Records from a dataset

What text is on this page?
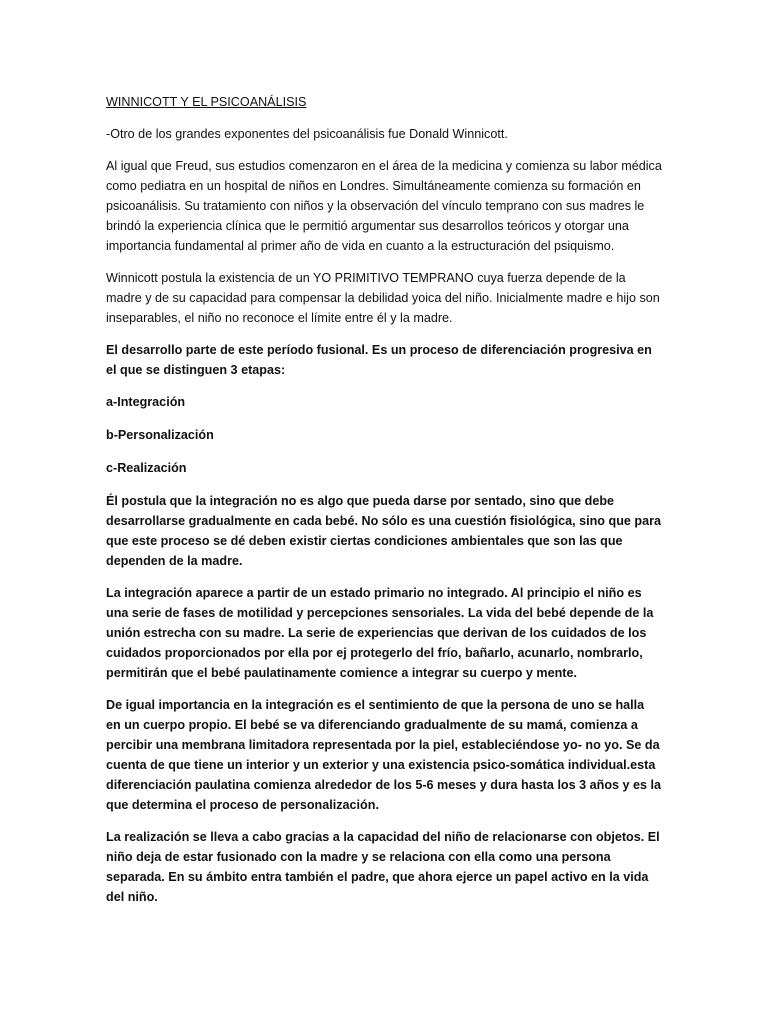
WINNICOTT Y EL PSICOANÁLISIS
-Otro de los grandes exponentes del psicoanálisis fue Donald Winnicott.
Al igual que Freud, sus estudios comenzaron en el área de la medicina y comienza su labor médica como pediatra en un hospital de niños en Londres. Simultáneamente comienza su formación en psicoanálisis. Su tratamiento con niños y la observación del vínculo temprano con sus madres le brindó la experiencia clínica que le permitió argumentar sus desarrollos teóricos y otorgar una importancia fundamental al primer año de vida en cuanto a la estructuración del psiquismo.
Winnicott postula la existencia de un YO PRIMITIVO TEMPRANO cuya fuerza depende de la madre y de su capacidad para compensar la debilidad yoica del niño. Inicialmente madre e hijo son inseparables, el niño no reconoce el límite entre él y la madre.
El desarrollo parte de este período fusional. Es un proceso de diferenciación progresiva en el que se distinguen 3 etapas:
a-Integración
b-Personalización
c-Realización
Él postula que la integración no es algo que pueda darse por sentado, sino que debe desarrollarse gradualmente en cada bebé. No sólo es una cuestión fisiológica, sino que para que este proceso se dé deben existir ciertas condiciones ambientales que son las que dependen de la madre.
La integración aparece a partir de un estado primario no integrado. Al principio el niño es una serie de fases de motilidad y percepciones sensoriales. La vida del bebé depende de la unión estrecha con su madre. La serie de experiencias que derivan de los cuidados de los cuidados proporcionados por ella por ej protegerlo del frío, bañarlo, acunarlo, nombrarlo, permitirán que el bebé paulatinamente comience a integrar su cuerpo y mente.
De igual importancia en la integración es el sentimiento de que la persona de uno se halla en un cuerpo propio. El bebé se va diferenciando gradualmente de su mamá, comienza a percibir una membrana limitadora representada por la piel, estableciéndose yo- no yo. Se da cuenta de que tiene un interior y un exterior y una existencia psico-somática individual.esta diferenciación paulatina comienza alrededor de los 5-6 meses y dura hasta los 3 años y es la que determina el proceso de personalización.
La realización se lleva a cabo gracias a la capacidad del niño de relacionarse con objetos. El niño deja de estar fusionado con la madre y se relaciona con ella como una persona separada. En su ámbito entra también el padre, que ahora ejerce un papel activo en la vida del niño.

## [WHAT TO PRODUCE]
Give all the entries again exactly, dropping each picture.

## [RESPONSE TO THE TASK]
What text is on this page?
WINNICOTT Y EL PSICOANÁLISIS
-Otro de los grandes exponentes del psicoanálisis fue Donald Winnicott.
Al igual que Freud, sus estudios comenzaron en el área de la medicina y comienza su labor médica como pediatra en un hospital de niños en Londres. Simultáneamente comienza su formación en psicoanálisis. Su tratamiento con niños y la observación del vínculo temprano con sus madres le brindó la experiencia clínica que le permitió argumentar sus desarrollos teóricos y otorgar una importancia fundamental al primer año de vida en cuanto a la estructuración del psiquismo.
Winnicott postula la existencia de un YO PRIMITIVO TEMPRANO cuya fuerza depende de la madre y de su capacidad para compensar la debilidad yoica del niño. Inicialmente madre e hijo son inseparables, el niño no reconoce el límite entre él y la madre.
El desarrollo parte de este período fusional. Es un proceso de diferenciación progresiva en el que se distinguen 3 etapas:
a-Integración
b-Personalización
c-Realización
Él postula que la integración no es algo que pueda darse por sentado, sino que debe desarrollarse gradualmente en cada bebé. No sólo es una cuestión fisiológica, sino que para que este proceso se dé deben existir ciertas condiciones ambientales que son las que dependen de la madre.
La integración aparece a partir de un estado primario no integrado. Al principio el niño es una serie de fases de motilidad y percepciones sensoriales. La vida del bebé depende de la unión estrecha con su madre. La serie de experiencias que derivan de los cuidados de los cuidados proporcionados por ella por ej protegerlo del frío, bañarlo, acunarlo, nombrarlo, permitirán que el bebé paulatinamente comience a integrar su cuerpo y mente.
De igual importancia en la integración es el sentimiento de que la persona de uno se halla en un cuerpo propio. El bebé se va diferenciando gradualmente de su mamá, comienza a percibir una membrana limitadora representada por la piel, estableciéndose yo- no yo. Se da cuenta de que tiene un interior y un exterior y una existencia psico-somática individual.esta diferenciación paulatina comienza alrededor de los 5-6 meses y dura hasta los 3 años y es la que determina el proceso de personalización.
La realización se lleva a cabo gracias a la capacidad del niño de relacionarse con objetos. El niño deja de estar fusionado con la madre y se relaciona con ella como una persona separada. En su ámbito entra también el padre, que ahora ejerce un papel activo en la vida del niño.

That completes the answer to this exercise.